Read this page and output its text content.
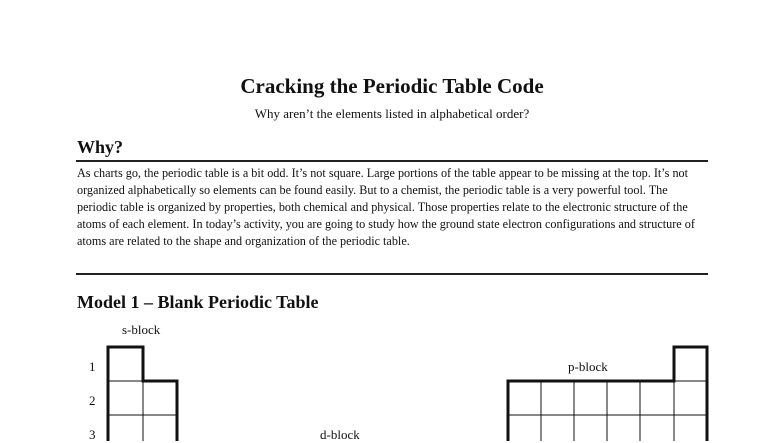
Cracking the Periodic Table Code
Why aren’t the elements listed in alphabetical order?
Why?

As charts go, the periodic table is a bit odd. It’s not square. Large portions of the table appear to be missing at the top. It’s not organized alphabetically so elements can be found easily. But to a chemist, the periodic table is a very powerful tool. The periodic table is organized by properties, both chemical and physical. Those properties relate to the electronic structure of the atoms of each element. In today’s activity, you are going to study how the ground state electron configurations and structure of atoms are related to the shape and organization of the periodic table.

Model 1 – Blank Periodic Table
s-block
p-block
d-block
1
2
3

========

_OBJECTIVE_:
All of the records need repeating exactly, except for the pictures.

_ANSWER TO THE TASK_:
Read this page and output its text content.
Cracking the Periodic Table Code
Why aren’t the elements listed in alphabetical order?
Why?

As charts go, the periodic table is a bit odd. It’s not square. Large portions of the table appear to be missing at the top. It’s not organized alphabetically so elements can be found easily. But to a chemist, the periodic table is a very powerful tool. The periodic table is organized by properties, both chemical and physical. Those properties relate to the electronic structure of the atoms of each element. In today’s activity, you are going to study how the ground state electron configurations and structure of atoms are related to the shape and organization of the periodic table.

Model 1 – Blank Periodic Table
s-block
p-block
d-block
1
2
3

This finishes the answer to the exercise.